┌──

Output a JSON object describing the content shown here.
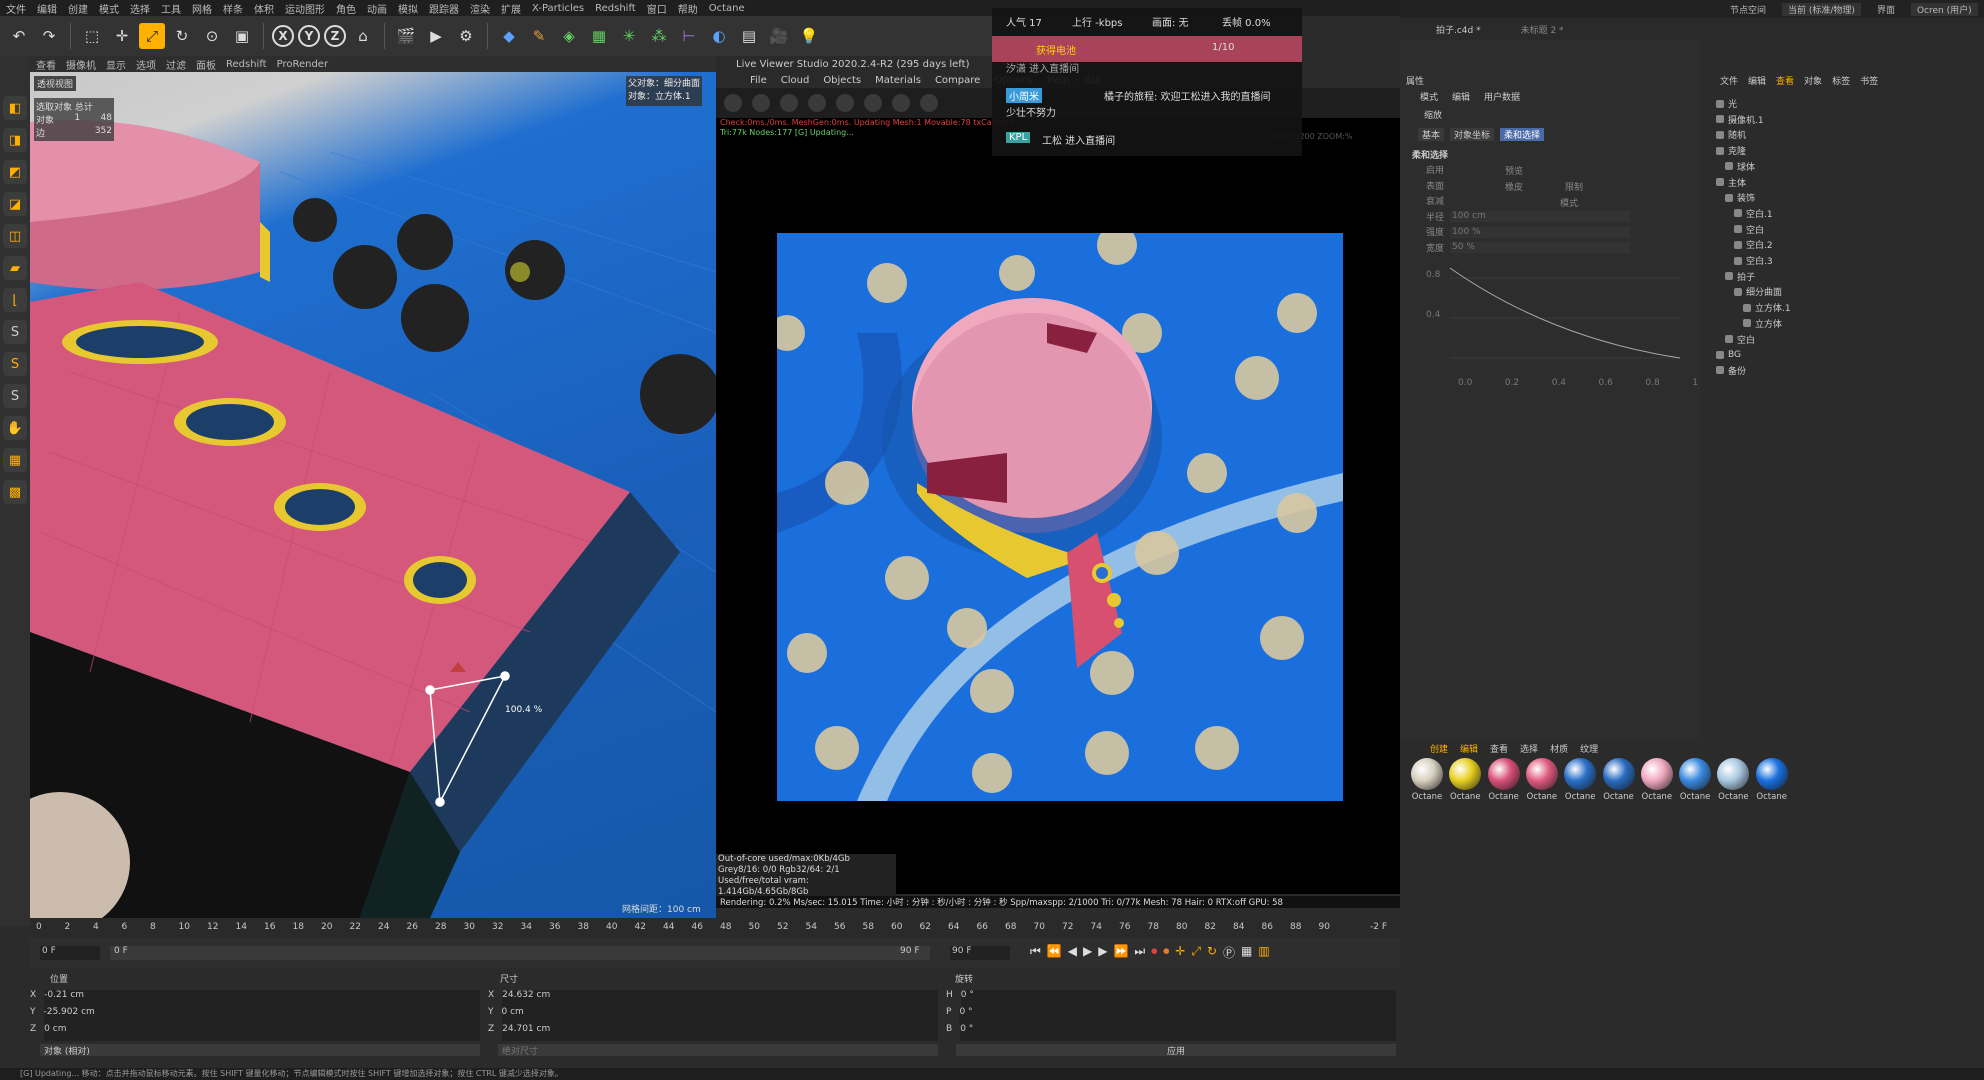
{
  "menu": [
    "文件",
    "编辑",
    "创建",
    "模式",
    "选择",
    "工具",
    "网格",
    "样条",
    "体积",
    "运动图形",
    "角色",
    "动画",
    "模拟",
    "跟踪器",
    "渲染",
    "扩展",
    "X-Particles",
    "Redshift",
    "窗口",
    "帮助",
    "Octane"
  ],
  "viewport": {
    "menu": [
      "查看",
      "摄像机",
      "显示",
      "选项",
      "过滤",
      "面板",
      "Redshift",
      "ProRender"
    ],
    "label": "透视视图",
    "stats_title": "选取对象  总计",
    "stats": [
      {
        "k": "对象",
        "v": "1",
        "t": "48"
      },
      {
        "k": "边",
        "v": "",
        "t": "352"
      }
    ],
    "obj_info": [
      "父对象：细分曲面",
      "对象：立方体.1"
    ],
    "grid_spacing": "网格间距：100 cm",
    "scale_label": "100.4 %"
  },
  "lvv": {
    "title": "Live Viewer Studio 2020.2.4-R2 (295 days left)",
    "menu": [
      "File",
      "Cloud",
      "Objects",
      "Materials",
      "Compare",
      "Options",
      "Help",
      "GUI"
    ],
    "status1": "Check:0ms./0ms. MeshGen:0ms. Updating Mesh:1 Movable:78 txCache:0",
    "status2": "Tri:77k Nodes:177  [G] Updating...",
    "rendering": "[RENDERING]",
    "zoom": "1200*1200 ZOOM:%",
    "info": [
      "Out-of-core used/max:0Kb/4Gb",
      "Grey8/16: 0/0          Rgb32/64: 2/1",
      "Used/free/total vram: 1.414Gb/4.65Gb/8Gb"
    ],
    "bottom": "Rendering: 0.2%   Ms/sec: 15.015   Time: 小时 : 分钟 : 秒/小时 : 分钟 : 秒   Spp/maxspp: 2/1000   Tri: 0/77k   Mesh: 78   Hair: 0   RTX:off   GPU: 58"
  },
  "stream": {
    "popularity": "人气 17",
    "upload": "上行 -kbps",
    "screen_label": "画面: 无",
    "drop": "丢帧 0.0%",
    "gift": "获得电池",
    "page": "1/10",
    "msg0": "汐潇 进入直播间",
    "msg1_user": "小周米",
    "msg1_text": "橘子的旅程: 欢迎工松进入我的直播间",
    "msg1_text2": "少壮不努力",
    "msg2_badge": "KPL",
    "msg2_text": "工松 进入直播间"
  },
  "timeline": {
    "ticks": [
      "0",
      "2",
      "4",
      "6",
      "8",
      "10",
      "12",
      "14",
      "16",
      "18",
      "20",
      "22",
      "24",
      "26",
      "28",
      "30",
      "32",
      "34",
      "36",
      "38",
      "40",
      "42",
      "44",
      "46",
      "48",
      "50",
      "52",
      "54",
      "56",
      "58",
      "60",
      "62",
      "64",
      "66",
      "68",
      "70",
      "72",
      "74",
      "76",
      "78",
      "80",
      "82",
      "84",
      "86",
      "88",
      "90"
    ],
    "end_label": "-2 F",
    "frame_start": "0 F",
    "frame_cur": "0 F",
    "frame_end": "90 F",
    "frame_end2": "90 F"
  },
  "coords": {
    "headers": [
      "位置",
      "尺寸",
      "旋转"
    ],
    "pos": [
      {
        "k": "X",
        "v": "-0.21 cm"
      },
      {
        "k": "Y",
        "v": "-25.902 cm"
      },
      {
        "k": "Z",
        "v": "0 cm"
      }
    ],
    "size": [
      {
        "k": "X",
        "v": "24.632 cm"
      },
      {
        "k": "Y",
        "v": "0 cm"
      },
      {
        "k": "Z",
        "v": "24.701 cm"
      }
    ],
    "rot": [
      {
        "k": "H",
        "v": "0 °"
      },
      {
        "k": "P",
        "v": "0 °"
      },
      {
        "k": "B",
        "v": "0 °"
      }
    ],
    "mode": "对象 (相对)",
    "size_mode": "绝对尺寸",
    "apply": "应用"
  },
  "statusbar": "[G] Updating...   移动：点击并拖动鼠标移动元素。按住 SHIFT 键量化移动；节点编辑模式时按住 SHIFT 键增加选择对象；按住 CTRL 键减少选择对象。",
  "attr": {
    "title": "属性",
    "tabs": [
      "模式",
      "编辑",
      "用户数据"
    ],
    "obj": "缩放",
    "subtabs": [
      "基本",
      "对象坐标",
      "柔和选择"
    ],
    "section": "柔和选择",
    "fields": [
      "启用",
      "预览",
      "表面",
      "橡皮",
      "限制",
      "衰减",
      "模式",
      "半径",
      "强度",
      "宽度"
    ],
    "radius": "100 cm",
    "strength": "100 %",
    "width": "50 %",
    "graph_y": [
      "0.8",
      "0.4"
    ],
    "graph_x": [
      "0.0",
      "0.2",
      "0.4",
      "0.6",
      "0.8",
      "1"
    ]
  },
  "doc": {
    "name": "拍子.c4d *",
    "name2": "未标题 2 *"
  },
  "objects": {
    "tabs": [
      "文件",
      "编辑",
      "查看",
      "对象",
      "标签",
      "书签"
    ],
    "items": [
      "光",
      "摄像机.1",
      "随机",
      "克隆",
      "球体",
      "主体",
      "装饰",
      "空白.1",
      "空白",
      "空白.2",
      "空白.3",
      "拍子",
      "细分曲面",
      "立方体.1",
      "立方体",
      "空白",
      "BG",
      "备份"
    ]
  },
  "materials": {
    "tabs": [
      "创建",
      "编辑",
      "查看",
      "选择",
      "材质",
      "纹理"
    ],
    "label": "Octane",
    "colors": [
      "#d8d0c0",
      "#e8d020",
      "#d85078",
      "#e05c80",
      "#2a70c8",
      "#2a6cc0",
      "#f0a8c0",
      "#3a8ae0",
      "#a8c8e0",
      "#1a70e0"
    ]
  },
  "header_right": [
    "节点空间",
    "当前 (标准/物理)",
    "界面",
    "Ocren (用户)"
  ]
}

└──
┌──

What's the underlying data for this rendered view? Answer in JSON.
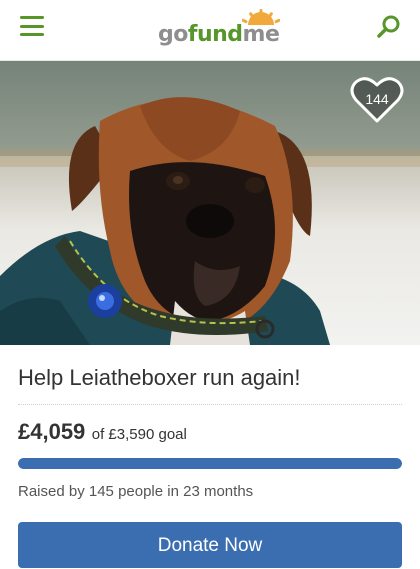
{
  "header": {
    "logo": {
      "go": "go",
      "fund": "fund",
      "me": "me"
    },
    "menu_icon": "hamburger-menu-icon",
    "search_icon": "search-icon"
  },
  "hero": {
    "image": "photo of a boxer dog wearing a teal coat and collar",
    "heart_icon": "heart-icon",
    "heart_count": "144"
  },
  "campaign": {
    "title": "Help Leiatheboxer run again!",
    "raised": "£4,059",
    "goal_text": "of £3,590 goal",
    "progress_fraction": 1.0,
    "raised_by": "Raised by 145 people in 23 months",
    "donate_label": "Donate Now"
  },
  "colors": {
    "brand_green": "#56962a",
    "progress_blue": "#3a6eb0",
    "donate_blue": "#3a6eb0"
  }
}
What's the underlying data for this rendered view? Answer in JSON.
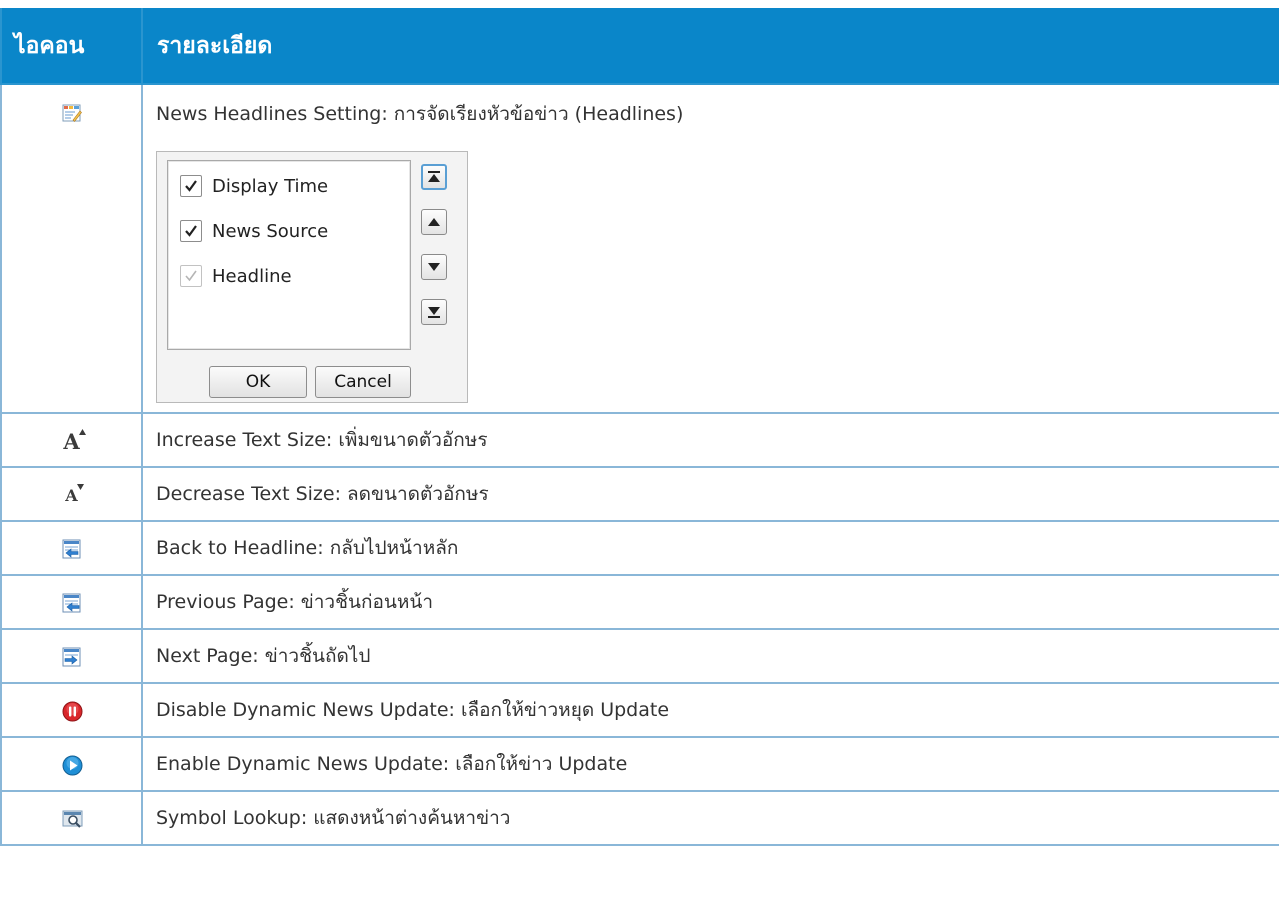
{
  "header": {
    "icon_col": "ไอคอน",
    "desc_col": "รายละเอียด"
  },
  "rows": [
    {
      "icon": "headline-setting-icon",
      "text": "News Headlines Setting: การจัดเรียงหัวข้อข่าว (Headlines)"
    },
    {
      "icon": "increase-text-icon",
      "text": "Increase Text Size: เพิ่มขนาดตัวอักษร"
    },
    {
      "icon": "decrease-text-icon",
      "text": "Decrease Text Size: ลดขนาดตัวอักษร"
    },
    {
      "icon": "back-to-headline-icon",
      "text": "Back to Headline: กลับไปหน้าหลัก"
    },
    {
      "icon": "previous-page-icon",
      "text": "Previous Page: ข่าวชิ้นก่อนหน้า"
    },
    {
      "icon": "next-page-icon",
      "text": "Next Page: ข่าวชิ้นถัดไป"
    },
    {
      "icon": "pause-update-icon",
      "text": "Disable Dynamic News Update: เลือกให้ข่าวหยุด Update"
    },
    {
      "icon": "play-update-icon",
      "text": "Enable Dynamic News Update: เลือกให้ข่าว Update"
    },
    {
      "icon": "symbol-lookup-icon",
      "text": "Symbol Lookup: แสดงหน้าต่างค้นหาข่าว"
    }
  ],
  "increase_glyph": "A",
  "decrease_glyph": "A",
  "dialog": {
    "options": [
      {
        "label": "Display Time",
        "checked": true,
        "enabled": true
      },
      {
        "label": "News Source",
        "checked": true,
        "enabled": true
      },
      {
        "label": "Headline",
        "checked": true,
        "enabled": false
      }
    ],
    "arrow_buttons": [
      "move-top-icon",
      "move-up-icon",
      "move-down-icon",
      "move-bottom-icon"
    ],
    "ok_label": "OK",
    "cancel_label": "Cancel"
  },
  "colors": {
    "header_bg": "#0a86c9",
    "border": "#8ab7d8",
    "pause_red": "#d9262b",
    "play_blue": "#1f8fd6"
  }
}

└──

=== Required task ===
Write out every line of the entries that holds the word "Mesh".

=== Answer below ===
    "status1": "Check:0ms./0ms. MeshGen:0ms. Updating Mesh:1 Movable:78 txCache:0",
    "bottom": "Rendering: 0.2%   Ms/sec: 15.015   Time: 小时 : 分钟 : 秒/小时 : 分钟 : 秒   Spp/maxspp: 2/1000   Tri: 0/77k   Mesh: 78   Hair: 0   RTX:off   GPU: 58"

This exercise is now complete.